• _EXERCISE DETAILS_: Retype the whole listing below, character for character.

** START MATERIAL SHOWN **

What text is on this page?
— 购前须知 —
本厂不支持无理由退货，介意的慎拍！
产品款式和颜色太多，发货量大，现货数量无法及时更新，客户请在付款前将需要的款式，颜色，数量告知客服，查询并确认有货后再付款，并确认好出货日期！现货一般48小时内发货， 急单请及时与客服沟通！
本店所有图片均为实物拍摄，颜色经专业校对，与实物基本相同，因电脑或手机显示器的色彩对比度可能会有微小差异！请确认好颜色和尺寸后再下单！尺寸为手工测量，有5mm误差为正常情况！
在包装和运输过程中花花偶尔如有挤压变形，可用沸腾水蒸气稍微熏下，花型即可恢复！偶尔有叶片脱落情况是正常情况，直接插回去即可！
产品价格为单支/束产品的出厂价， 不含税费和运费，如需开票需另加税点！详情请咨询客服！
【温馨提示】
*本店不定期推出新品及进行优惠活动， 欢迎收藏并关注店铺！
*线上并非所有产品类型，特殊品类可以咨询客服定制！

** END MATERIAL SHOWN **

• _RESPONSE_:
What text is on this page?
— 购前须知 —
本厂不支持无理由退货，介意的慎拍！
产品款式和颜色太多，发货量大，现货数量无法及时更新，客户请在付款前将需要的款式，颜色，数量告知客服，查询并确认有货后再付款，并确认好出货日期！现货一般48小时内发货， 急单请及时与客服沟通！
本店所有图片均为实物拍摄，颜色经专业校对，与实物基本相同，因电脑或手机显示器的色彩对比度可能会有微小差异！请确认好颜色和尺寸后再下单！尺寸为手工测量，有5mm误差为正常情况！
在包装和运输过程中花花偶尔如有挤压变形，可用沸腾水蒸气稍微熏下，花型即可恢复！偶尔有叶片脱落情况是正常情况，直接插回去即可！
产品价格为单支/束产品的出厂价， 不含税费和运费，如需开票需另加税点！详情请咨询客服！
【温馨提示】
*本店不定期推出新品及进行优惠活动， 欢迎收藏并关注店铺！
*线上并非所有产品类型，特殊品类可以咨询客服定制！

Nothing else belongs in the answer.